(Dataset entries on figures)
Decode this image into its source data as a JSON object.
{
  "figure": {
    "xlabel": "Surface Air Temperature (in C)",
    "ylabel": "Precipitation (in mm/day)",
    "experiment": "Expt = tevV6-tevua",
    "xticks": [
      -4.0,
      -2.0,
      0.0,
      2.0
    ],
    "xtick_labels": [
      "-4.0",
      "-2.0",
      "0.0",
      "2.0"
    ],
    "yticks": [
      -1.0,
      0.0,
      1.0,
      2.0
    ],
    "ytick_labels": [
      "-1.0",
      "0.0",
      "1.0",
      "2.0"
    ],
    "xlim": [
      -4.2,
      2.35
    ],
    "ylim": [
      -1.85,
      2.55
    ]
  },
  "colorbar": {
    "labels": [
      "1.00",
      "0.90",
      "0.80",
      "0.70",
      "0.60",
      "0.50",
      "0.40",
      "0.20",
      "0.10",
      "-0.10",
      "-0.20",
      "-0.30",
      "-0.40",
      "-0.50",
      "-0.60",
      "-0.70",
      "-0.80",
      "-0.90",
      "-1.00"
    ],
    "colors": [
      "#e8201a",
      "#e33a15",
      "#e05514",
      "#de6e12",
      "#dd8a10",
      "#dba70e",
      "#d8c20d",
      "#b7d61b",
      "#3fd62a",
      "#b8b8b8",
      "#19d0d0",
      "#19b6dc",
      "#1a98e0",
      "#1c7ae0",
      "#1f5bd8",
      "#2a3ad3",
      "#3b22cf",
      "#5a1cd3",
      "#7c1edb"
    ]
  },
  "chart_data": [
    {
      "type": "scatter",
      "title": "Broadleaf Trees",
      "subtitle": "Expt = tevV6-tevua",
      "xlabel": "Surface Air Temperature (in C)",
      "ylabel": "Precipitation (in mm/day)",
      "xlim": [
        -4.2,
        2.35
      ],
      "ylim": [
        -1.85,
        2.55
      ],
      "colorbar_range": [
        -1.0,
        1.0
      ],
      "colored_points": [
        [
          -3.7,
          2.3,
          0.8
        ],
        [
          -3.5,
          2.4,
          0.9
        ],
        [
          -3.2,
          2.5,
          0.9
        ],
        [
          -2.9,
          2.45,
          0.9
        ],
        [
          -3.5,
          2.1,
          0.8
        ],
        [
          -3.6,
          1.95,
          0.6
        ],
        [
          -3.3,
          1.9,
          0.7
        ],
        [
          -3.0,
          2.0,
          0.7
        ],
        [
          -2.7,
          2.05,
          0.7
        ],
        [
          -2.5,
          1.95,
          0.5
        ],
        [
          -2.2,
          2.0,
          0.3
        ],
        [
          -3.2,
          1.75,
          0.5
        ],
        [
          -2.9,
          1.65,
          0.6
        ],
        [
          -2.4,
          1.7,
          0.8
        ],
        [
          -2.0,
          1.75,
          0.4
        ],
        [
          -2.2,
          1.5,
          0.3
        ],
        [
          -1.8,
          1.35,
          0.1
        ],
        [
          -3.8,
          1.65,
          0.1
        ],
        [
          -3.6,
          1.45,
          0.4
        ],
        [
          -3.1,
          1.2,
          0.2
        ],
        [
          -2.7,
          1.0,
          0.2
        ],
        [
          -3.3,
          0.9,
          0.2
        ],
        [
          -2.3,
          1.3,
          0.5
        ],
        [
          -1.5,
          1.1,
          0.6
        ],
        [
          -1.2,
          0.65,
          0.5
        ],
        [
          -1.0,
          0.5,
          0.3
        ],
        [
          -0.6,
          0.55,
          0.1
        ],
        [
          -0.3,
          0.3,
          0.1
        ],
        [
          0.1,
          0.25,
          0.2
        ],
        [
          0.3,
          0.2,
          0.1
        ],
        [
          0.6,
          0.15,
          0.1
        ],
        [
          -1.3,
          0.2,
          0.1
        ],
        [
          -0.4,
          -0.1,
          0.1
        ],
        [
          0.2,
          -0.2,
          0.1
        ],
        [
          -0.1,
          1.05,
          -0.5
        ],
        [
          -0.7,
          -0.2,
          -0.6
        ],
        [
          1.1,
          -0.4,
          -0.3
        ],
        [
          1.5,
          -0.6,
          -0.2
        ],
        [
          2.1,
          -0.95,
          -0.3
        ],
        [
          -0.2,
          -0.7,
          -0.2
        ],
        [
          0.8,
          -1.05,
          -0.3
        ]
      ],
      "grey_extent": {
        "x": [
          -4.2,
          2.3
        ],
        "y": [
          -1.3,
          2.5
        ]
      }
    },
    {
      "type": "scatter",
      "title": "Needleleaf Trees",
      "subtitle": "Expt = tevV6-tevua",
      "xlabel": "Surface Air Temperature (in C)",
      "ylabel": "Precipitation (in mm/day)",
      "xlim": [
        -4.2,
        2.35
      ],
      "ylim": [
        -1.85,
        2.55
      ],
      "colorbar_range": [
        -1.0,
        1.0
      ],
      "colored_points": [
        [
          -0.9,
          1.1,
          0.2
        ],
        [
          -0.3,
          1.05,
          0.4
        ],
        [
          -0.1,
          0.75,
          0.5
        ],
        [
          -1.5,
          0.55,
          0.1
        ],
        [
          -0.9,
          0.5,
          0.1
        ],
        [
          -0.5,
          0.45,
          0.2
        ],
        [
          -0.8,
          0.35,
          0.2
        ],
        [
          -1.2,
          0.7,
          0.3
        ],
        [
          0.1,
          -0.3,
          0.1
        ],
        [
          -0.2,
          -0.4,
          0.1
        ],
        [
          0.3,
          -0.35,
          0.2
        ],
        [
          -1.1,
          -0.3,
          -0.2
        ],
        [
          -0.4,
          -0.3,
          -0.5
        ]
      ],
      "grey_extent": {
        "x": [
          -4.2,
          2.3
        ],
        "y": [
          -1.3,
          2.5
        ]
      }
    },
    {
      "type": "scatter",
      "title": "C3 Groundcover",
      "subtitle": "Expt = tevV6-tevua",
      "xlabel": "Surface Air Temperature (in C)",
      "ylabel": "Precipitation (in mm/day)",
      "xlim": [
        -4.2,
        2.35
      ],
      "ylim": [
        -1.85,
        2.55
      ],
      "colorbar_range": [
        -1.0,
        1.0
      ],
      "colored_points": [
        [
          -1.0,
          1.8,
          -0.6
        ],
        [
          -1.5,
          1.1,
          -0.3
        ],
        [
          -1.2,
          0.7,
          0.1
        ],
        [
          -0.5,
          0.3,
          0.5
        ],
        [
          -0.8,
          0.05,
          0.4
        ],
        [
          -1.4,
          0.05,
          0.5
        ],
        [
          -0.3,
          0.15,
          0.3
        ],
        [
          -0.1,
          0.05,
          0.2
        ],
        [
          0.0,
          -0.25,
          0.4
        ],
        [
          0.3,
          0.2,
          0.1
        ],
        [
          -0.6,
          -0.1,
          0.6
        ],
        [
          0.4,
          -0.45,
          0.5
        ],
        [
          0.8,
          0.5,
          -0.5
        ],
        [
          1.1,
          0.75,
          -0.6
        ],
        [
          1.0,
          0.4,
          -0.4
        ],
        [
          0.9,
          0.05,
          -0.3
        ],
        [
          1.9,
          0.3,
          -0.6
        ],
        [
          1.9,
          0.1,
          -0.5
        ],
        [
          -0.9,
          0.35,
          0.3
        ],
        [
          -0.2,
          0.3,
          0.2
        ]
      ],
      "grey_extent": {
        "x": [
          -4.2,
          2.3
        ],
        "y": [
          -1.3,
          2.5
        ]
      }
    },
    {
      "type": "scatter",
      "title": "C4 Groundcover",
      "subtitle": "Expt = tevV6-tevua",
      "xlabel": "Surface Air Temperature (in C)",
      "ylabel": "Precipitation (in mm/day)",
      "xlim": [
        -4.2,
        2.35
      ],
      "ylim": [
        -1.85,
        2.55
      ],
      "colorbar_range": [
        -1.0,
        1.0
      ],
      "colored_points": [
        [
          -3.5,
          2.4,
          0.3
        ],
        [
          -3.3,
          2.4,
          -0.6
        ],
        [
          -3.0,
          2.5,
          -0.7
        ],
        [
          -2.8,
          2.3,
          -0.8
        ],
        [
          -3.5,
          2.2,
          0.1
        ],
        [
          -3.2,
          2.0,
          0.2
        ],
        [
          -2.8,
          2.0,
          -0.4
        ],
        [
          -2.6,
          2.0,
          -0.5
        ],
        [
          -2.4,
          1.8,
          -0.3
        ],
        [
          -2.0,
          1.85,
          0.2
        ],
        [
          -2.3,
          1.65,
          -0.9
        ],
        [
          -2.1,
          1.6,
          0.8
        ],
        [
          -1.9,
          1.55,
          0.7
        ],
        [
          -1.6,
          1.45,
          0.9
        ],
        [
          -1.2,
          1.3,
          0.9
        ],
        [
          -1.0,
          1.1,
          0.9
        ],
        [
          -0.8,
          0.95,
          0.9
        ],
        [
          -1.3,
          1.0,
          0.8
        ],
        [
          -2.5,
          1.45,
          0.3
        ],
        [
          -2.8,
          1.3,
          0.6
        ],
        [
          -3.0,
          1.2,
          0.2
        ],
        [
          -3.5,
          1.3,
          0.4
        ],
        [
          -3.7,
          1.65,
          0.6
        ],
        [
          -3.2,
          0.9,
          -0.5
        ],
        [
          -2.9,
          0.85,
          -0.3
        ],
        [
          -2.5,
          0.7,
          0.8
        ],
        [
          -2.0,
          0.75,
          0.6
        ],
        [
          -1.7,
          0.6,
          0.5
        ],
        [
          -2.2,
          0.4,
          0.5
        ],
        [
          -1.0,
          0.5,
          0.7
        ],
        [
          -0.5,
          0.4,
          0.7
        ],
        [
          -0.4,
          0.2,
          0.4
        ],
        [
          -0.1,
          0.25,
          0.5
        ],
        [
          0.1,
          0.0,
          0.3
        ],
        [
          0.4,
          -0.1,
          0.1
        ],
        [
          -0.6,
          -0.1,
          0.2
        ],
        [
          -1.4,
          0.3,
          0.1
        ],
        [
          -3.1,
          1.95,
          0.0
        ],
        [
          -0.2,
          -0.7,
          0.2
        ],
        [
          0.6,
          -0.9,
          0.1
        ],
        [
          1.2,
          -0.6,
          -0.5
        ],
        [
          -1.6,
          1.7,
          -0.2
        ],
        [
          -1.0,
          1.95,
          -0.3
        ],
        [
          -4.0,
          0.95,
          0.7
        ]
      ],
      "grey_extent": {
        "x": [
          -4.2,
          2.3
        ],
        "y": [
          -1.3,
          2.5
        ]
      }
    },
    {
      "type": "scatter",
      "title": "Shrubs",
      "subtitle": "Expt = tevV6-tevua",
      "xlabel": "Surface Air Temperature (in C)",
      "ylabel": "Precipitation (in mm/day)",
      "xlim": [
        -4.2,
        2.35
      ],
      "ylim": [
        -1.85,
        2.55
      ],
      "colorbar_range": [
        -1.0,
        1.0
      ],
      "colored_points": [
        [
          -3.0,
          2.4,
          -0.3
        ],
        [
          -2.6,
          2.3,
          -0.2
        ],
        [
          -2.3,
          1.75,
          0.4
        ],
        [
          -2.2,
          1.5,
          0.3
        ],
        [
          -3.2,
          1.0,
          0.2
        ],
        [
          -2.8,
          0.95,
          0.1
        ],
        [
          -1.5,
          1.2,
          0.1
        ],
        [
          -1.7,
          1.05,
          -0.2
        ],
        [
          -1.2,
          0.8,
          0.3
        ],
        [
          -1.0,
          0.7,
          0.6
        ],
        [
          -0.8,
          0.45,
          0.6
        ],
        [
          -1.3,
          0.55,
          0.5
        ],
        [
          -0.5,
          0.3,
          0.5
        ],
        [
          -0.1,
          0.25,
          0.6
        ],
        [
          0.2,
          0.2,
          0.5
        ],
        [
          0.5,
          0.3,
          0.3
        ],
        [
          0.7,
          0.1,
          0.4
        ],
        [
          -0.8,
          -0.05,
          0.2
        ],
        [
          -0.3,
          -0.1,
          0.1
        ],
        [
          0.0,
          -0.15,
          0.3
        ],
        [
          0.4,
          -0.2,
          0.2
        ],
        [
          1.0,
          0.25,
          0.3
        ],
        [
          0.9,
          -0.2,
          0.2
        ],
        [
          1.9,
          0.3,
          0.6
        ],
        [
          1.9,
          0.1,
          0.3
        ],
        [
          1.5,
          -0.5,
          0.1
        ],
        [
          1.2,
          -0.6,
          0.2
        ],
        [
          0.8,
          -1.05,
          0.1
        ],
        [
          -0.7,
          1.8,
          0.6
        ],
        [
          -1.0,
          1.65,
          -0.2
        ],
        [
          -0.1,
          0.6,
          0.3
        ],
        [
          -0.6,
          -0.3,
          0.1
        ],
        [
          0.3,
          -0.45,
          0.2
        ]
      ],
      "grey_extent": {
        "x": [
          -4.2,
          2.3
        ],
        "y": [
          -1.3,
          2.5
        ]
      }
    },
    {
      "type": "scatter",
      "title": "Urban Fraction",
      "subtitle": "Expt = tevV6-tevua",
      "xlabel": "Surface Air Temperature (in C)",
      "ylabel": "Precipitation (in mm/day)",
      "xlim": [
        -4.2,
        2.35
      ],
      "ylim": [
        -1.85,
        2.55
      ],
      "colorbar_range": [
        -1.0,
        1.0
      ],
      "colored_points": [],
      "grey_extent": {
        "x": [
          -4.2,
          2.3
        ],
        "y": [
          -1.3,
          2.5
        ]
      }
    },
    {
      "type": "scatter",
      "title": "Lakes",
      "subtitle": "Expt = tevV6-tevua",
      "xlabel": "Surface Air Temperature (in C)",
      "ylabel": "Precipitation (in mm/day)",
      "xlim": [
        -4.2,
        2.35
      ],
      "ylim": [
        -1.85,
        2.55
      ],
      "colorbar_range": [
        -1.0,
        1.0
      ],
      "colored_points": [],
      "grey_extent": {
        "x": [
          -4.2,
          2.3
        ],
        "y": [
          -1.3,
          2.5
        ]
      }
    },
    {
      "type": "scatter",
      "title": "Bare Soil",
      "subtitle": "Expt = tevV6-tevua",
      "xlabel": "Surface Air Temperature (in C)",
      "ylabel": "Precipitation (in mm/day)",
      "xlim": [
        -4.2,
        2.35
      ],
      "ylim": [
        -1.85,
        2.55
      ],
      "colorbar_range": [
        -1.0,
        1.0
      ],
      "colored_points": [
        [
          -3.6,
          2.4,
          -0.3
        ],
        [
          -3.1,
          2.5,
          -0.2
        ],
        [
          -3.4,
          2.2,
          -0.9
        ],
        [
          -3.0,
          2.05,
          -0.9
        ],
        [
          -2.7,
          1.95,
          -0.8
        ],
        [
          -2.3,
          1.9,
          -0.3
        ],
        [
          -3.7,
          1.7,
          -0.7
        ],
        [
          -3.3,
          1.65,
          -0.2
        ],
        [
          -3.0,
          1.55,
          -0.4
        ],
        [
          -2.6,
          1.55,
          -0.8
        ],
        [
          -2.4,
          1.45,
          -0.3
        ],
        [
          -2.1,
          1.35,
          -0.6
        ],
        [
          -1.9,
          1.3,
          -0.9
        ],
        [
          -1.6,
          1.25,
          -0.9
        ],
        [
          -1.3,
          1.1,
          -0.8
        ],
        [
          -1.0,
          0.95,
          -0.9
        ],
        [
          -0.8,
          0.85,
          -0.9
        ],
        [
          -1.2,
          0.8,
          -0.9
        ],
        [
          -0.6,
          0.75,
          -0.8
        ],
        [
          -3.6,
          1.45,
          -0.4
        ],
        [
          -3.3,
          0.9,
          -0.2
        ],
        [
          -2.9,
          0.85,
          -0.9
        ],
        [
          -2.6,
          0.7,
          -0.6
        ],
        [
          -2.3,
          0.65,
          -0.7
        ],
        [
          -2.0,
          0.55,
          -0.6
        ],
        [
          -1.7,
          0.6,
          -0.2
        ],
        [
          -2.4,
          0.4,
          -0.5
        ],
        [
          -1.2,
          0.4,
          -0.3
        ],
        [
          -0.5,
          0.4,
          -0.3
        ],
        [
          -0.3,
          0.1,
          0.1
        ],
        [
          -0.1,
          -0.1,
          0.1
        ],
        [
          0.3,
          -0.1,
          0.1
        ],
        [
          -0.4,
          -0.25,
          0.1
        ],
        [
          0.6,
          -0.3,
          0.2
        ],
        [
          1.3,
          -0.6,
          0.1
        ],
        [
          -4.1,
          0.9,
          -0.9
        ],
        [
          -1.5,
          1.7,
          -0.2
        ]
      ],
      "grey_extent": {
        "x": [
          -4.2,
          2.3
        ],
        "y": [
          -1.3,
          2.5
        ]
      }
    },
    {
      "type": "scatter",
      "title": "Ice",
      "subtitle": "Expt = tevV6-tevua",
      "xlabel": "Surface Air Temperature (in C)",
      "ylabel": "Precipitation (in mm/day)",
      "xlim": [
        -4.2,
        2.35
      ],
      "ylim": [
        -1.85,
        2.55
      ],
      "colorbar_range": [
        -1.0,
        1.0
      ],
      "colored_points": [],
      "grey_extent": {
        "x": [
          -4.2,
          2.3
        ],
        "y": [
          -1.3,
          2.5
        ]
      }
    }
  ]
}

** Set problem **
Tally up the lines in the records that contain the word "Groundcover" and give only the total.

** Task response **
2